# TO BE DONE
Reproduce the material word for word; the images stay out.

# EXTRACTED MATERIAL
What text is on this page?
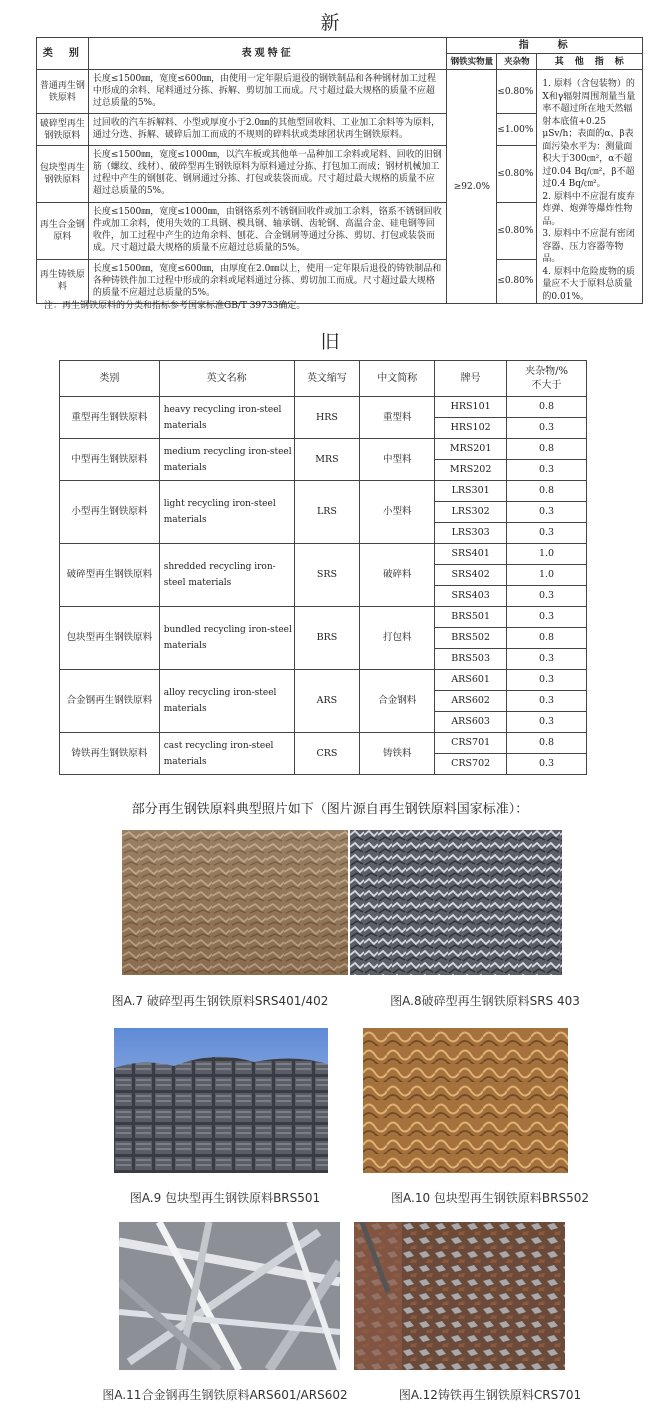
新
类　别	表观特征	指　　标		
		钢铁实物量	夹杂物	其　他　指　标
普通再生钢铁原料	长度≤1500㎜，宽度≤600㎜，由使用一定年限后退役的钢铁制品和各种钢材加工过程中形成的余料、尾料通过分拣、拆解、剪切加工而成。尺寸超过最大规格的质量不应超过总质量的5%。	≥92.0%	≤0.80%	1. 原料（含包装物）的X和γ辐射周围剂量当量率不超过所在地天然辐射本底值+0.25 μSv/h；表面的α、β表面污染水平为：测量面积大于300㎝²，α不超过0.04 Bq/㎝²，β不超过0.4 Bq/㎝²。
2. 原料中不应混有废弃炸弹、炮弹等爆炸性物品。
3. 原料中不应混有密闭容器、压力容器等物品。
4. 原料中危险废物的质量应不大于原料总质量的0.01%。

破碎型再生钢铁原料	过回收的汽车拆解料、小型或厚度小于2.0㎜的其他型回收料、工业加工余料等为原料，通过分选、拆解、破碎后加工而成的不规则的碎料状或类球团状再生钢铁原料。		≤1.00%	
包块型再生钢铁原料	长度≤1500㎜，宽度≤1000㎜，以汽车板或其他单一品种加工余料或尾料、回收的旧钢筋（螺纹、线材）、破碎型再生钢铁原料为原料通过分拣、打包加工而成；钢材机械加工过程中产生的钢刨花、钢屑通过分拣、打包或装袋而成。尺寸超过最大规格的质量不应超过总质量的5%。		≤0.80%	
再生合金钢原料	长度≤1500㎜，宽度≤1000㎜，由钢铬系列不锈钢回收件或加工余料，铬系不锈钢回收件或加工余料，使用失效的工具钢、模具钢、轴承钢、齿轮钢、高温合金、硅电钢等回收件，加工过程中产生的边角余料、刨花、合金钢屑等通过分拣、剪切、打包或装袋而成。尺寸超过最大规格的质量不应超过总质量的5%。		≤0.80%	
再生铸铁原料	长度≤1500㎜，宽度≤600㎜，由厚度在2.0㎜以上，使用一定年限后退役的铸铁制品和各种铸铁件加工过程中形成的余料或尾料通过分拣、剪切加工而成。尺寸超过最大规格的质量不应超过总质量的5%。		≤0.80%	
注：再生钢铁原料的分类和指标参考国家标准GB/T 39733确定。
旧
类别	英文名称	英文缩写	中文简称	牌号	夹杂物/%
不大于
重型再生钢铁原料	heavy recycling iron-steel materials	HRS	重型料	HRS101	0.8
				HRS102	0.3
中型再生钢铁原料	medium recycling iron-steel materials	MRS	中型料	MRS201	0.8
				MRS202	0.3
小型再生钢铁原料	light recycling iron-steel materials	LRS	小型料	LRS301	0.8
				LRS302	0.3
				LRS303	0.3
破碎型再生钢铁原料	shredded recycling iron-steel materials	SRS	破碎料	SRS401	1.0
				SRS402	1.0
				SRS403	0.3
包块型再生钢铁原料	bundled recycling iron-steel materials	BRS	打包料	BRS501	0.3
				BRS502	0.8
				BRS503	0.3
合金钢再生钢铁原料	alloy recycling iron-steel materials	ARS	合金钢料	ARS601	0.3
				ARS602	0.3
				ARS603	0.3
铸铁再生钢铁原料	cast recycling iron-steel materials	CRS	铸铁料	CRS701	0.8
				CRS702	0.3
部分再生钢铁原料典型照片如下（图片源自再生钢铁原料国家标准）：
图A.7 破碎型再生钢铁原料SRS401/402	图A.8破碎型再生钢铁原料SRS 403
图A.9 包块型再生钢铁原料BRS501	图A.10 包块型再生钢铁原料BRS502
图A.11合金钢再生钢铁原料ARS601/ARS602	图A.12铸铁再生钢铁原料CRS701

# EXERCISE SOLUTION
What text is on this page?
新
类　别	表观特征	指　　标		
		钢铁实物量	夹杂物	其　他　指　标
普通再生钢铁原料	长度≤1500㎜，宽度≤600㎜，由使用一定年限后退役的钢铁制品和各种钢材加工过程中形成的余料、尾料通过分拣、拆解、剪切加工而成。尺寸超过最大规格的质量不应超过总质量的5%。	≥92.0%	≤0.80%	1. 原料（含包装物）的X和γ辐射周围剂量当量率不超过所在地天然辐射本底值+0.25 μSv/h；表面的α、β表面污染水平为：测量面积大于300㎝²，α不超过0.04 Bq/㎝²，β不超过0.4 Bq/㎝²。
2. 原料中不应混有废弃炸弹、炮弹等爆炸性物品。
3. 原料中不应混有密闭容器、压力容器等物品。
4. 原料中危险废物的质量应不大于原料总质量的0.01%。

破碎型再生钢铁原料	过回收的汽车拆解料、小型或厚度小于2.0㎜的其他型回收料、工业加工余料等为原料，通过分选、拆解、破碎后加工而成的不规则的碎料状或类球团状再生钢铁原料。		≤1.00%	
包块型再生钢铁原料	长度≤1500㎜，宽度≤1000㎜，以汽车板或其他单一品种加工余料或尾料、回收的旧钢筋（螺纹、线材）、破碎型再生钢铁原料为原料通过分拣、打包加工而成；钢材机械加工过程中产生的钢刨花、钢屑通过分拣、打包或装袋而成。尺寸超过最大规格的质量不应超过总质量的5%。		≤0.80%	
再生合金钢原料	长度≤1500㎜，宽度≤1000㎜，由钢铬系列不锈钢回收件或加工余料，铬系不锈钢回收件或加工余料，使用失效的工具钢、模具钢、轴承钢、齿轮钢、高温合金、硅电钢等回收件，加工过程中产生的边角余料、刨花、合金钢屑等通过分拣、剪切、打包或装袋而成。尺寸超过最大规格的质量不应超过总质量的5%。		≤0.80%	
再生铸铁原料	长度≤1500㎜，宽度≤600㎜，由厚度在2.0㎜以上，使用一定年限后退役的铸铁制品和各种铸铁件加工过程中形成的余料或尾料通过分拣、剪切加工而成。尺寸超过最大规格的质量不应超过总质量的5%。		≤0.80%	
注：再生钢铁原料的分类和指标参考国家标准GB/T 39733确定。
旧
类别	英文名称	英文缩写	中文简称	牌号	夹杂物/%
不大于
重型再生钢铁原料	heavy recycling iron-steel materials	HRS	重型料	HRS101	0.8
				HRS102	0.3
中型再生钢铁原料	medium recycling iron-steel materials	MRS	中型料	MRS201	0.8
				MRS202	0.3
小型再生钢铁原料	light recycling iron-steel materials	LRS	小型料	LRS301	0.8
				LRS302	0.3
				LRS303	0.3
破碎型再生钢铁原料	shredded recycling iron-steel materials	SRS	破碎料	SRS401	1.0
				SRS402	1.0
				SRS403	0.3
包块型再生钢铁原料	bundled recycling iron-steel materials	BRS	打包料	BRS501	0.3
				BRS502	0.8
				BRS503	0.3
合金钢再生钢铁原料	alloy recycling iron-steel materials	ARS	合金钢料	ARS601	0.3
				ARS602	0.3
				ARS603	0.3
铸铁再生钢铁原料	cast recycling iron-steel materials	CRS	铸铁料	CRS701	0.8
				CRS702	0.3
部分再生钢铁原料典型照片如下（图片源自再生钢铁原料国家标准）：
图A.7 破碎型再生钢铁原料SRS401/402	图A.8破碎型再生钢铁原料SRS 403
图A.9 包块型再生钢铁原料BRS501	图A.10 包块型再生钢铁原料BRS502
图A.11合金钢再生钢铁原料ARS601/ARS602	图A.12铸铁再生钢铁原料CRS701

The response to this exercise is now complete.